Rows:

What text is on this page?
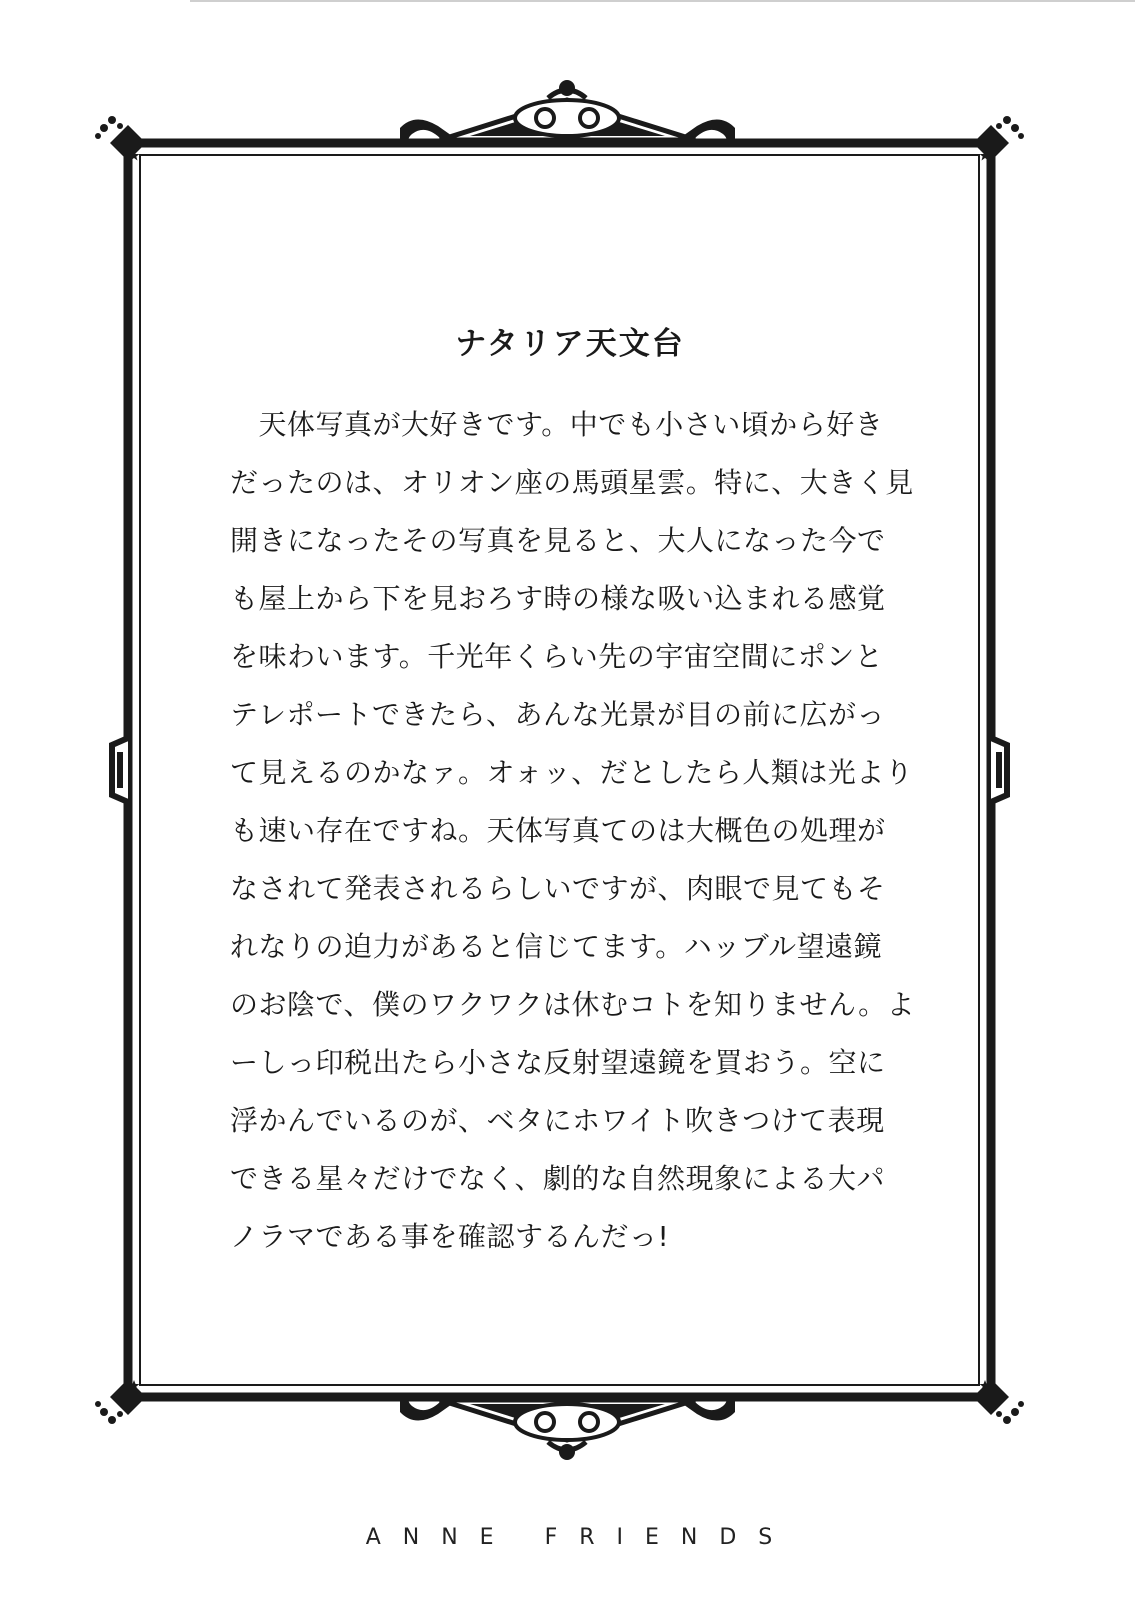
ナタリア天文台
　天体写真が大好きです。中でも小さい頃から好き
だったのは、オリオン座の馬頭星雲。特に、大きく見
開きになったその写真を見ると、大人になった今で
も屋上から下を見おろす時の様な吸い込まれる感覚
を味わいます。千光年くらい先の宇宙空間にポンと
テレポートできたら、あんな光景が目の前に広がっ
て見えるのかなァ。オォッ、だとしたら人類は光より
も速い存在ですね。天体写真てのは大概色の処理が
なされて発表されるらしいですが、肉眼で見てもそ
れなりの迫力があると信じてます。ハッブル望遠鏡
のお陰で、僕のワクワクは休むコトを知りません。よ
ーしっ印税出たら小さな反射望遠鏡を買おう。空に
浮かんでいるのが、ベタにホワイト吹きつけて表現
できる星々だけでなく、劇的な自然現象による大パ
ノラマである事を確認するんだっ!
ANNE FRIENDS
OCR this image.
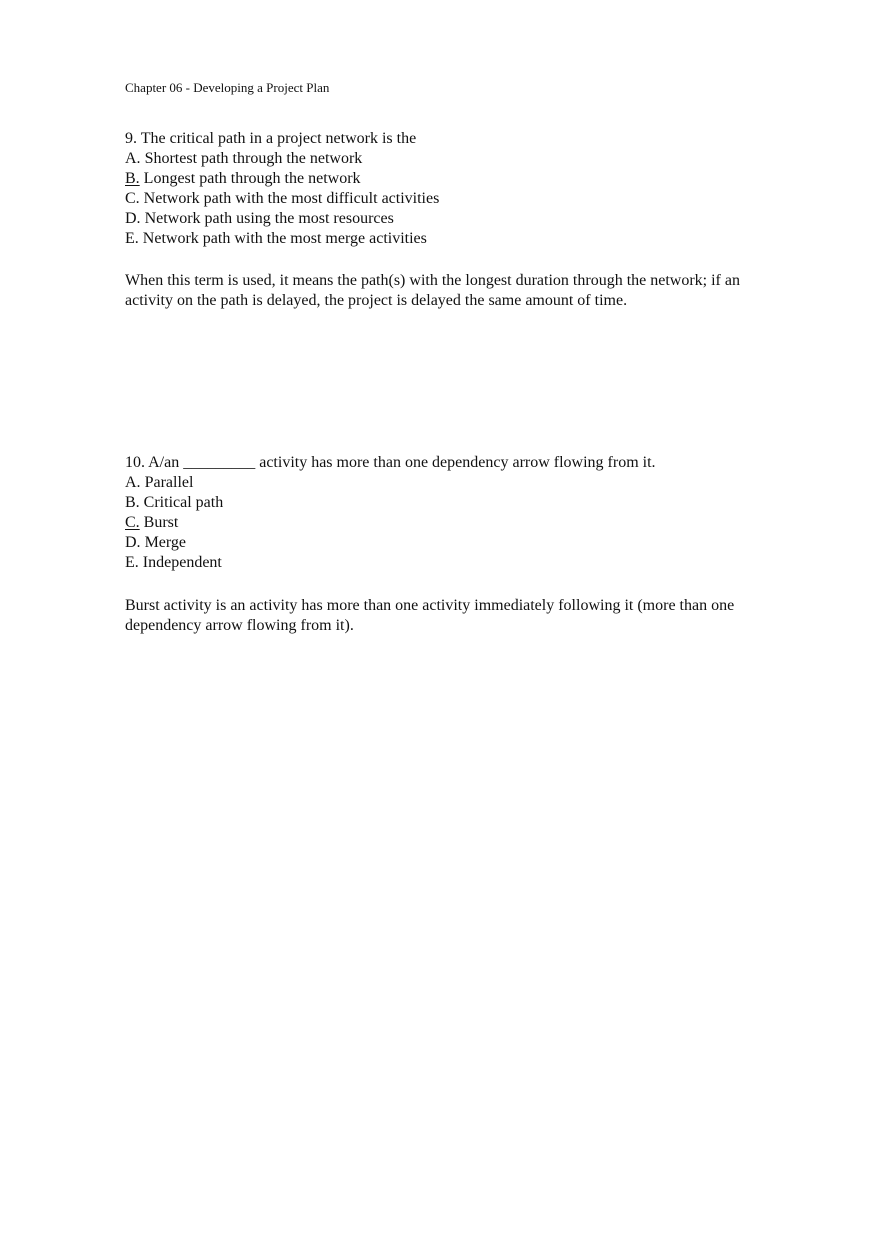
Chapter 06 - Developing a Project Plan
9. The critical path in a project network is the
A. Shortest path through the network
B. Longest path through the network
C. Network path with the most difficult activities
D. Network path using the most resources
E. Network path with the most merge activities
When this term is used, it means the path(s) with the longest duration through the network; if an activity on the path is delayed, the project is delayed the same amount of time.
10. A/an _________ activity has more than one dependency arrow flowing from it.
A. Parallel
B. Critical path
C. Burst
D. Merge
E. Independent
Burst activity is an activity has more than one activity immediately following it (more than one dependency arrow flowing from it).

What is needed: State how many lines of the records hold the string "with", and nothing else.

Task response: 3